According to the total 10-day average concentration, the months with higher aeroallergens count for the study period were April, May, June and mid-July. During April, May and June, airborne allergens from all families (weed, trees and grasses) were in highest concentrations compared to the annual variation, and undoubtedly in concentrations capable of triggering symptoms in patients with hypersensitivity of the upper respiratory tract. Fungi spores reached higher concentration ratios from mid-May to August and peaked in June with concentration that reached more than 1200 spores/m3 in total.

As a limitation of this study we should mention the temporary lack of records of symptoms in AR sufferers who lived in the same area, in order to explore the clinical significance of the calendar, finding out local threshold levels that could create difficulties in AR patients.

- **ENTRIES PROVIDED**

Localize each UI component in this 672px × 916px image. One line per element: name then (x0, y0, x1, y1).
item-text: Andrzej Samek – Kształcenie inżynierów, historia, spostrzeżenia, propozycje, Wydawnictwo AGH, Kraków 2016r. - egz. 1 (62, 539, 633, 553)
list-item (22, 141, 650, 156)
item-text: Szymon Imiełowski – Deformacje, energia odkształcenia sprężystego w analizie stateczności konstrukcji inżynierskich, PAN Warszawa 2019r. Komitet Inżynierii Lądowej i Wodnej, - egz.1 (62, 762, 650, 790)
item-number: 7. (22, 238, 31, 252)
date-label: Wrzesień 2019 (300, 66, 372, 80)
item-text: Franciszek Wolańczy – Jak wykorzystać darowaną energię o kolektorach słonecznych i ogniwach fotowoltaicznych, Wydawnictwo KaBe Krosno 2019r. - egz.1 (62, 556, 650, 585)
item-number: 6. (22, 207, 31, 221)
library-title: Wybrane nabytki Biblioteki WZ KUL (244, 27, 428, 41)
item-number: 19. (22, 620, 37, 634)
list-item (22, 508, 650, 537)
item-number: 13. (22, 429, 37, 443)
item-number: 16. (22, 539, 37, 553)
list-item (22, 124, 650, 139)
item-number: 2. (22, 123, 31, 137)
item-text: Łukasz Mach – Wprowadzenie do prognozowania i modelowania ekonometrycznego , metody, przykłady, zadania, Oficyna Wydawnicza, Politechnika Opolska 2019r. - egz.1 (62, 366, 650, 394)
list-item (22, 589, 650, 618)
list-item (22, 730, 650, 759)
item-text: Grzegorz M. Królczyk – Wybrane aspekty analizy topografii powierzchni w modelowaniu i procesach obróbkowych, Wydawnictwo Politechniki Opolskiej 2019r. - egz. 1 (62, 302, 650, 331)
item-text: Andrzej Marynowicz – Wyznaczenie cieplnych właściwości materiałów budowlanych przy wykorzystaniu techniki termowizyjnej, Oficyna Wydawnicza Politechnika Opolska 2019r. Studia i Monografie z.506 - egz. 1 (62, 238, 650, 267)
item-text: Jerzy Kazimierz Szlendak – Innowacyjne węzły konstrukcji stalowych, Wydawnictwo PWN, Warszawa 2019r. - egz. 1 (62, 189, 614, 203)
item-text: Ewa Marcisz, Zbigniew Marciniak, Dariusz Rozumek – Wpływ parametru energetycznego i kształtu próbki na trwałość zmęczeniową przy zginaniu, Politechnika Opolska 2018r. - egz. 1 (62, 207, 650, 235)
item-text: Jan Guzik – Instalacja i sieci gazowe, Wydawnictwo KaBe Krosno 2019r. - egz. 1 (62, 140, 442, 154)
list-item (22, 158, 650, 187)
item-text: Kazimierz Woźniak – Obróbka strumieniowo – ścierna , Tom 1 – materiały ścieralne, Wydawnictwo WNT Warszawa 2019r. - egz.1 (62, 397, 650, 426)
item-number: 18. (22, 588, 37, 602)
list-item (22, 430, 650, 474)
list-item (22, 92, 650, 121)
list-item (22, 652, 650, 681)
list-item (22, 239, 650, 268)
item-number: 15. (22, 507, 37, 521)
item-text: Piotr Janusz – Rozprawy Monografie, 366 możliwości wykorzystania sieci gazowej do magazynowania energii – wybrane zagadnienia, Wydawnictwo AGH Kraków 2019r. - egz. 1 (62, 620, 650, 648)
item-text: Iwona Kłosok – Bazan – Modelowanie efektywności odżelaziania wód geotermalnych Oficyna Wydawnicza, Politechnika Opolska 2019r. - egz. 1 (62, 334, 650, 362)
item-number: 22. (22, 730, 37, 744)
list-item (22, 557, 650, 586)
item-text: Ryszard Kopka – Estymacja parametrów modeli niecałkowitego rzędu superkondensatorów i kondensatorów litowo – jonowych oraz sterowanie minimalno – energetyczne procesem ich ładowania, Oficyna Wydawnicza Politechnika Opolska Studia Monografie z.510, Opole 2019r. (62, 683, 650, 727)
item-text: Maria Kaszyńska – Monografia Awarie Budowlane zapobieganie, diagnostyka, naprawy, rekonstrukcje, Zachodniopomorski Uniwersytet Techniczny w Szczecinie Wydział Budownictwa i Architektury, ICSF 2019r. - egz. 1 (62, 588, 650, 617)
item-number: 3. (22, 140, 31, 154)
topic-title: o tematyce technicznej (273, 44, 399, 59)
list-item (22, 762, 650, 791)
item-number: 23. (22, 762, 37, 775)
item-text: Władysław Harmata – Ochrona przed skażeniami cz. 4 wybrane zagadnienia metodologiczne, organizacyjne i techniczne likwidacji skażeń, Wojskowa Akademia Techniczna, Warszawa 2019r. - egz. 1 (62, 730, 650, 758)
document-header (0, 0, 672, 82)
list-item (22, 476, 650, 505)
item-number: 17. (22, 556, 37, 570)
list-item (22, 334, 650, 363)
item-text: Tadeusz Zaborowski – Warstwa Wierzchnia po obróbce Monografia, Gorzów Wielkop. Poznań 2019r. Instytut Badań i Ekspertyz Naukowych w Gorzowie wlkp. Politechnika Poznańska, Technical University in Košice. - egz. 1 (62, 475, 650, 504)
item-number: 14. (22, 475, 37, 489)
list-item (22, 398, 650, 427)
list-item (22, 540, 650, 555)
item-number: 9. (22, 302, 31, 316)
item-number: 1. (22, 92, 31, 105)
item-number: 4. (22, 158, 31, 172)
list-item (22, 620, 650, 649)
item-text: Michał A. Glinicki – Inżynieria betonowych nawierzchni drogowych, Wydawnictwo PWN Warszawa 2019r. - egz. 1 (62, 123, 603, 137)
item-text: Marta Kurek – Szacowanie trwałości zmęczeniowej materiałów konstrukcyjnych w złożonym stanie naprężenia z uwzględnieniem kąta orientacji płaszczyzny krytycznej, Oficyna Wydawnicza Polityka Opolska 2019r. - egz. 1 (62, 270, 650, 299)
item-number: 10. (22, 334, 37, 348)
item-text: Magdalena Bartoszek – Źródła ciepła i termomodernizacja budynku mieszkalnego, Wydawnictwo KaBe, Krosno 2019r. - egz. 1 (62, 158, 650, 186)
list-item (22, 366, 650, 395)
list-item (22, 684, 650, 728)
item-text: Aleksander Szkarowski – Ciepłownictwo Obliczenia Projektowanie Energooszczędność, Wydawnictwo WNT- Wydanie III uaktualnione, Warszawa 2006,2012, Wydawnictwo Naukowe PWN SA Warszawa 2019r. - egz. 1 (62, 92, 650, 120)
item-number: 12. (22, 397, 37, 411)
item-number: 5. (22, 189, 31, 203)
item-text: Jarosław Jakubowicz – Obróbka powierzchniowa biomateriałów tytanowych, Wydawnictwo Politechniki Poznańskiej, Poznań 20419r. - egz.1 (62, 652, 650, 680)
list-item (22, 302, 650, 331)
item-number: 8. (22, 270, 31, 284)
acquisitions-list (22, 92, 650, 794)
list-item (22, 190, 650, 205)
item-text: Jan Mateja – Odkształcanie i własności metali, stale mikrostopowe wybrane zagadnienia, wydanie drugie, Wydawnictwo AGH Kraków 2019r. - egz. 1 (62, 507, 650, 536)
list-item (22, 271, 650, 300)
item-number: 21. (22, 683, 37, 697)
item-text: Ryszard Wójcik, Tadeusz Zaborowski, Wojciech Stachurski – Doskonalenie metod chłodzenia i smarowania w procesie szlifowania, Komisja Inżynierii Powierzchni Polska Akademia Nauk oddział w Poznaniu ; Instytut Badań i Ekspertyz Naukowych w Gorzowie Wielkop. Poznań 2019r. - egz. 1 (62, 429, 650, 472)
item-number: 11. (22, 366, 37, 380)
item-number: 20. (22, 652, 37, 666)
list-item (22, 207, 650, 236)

- **ASSIGNED TASK 1**
According to the aeroallergen text, in which month did fungi spores peak, and how high did their total concentration reach?
- **ASSIGNED TASK 2**
Pick up the aeroallergen text after its final sentence and continue it.

- **EXERCISE RESPONSE 1**
They peaked in June, at a total of more than 1200 spores/m3.

- **EXERCISE RESPONSE 2**
As we already know, the probability of symptom exacerbation is a complex phenomenon that depends on the sensitivity of each patient to a particular allergen, the atmospheric concentration of allergens, their allergenicity and weather conditions that can facilitate or prevent their manifestation. Finally, airborne pollen and fungi allergenicity is always an unpredictable factor which prevents an accurate and factual prediction. In this study, we analyzed the concentrations of airborne allergens and, in a subsequent study that is already underway, we will try to highlight the clinical relevance of these concentrations to patient’s symptom intensity and correlate them with weather conditions. In this way, we could in future have a potential prediction of the number and type of allergens circulating at a certain time period, under specific weather conditions.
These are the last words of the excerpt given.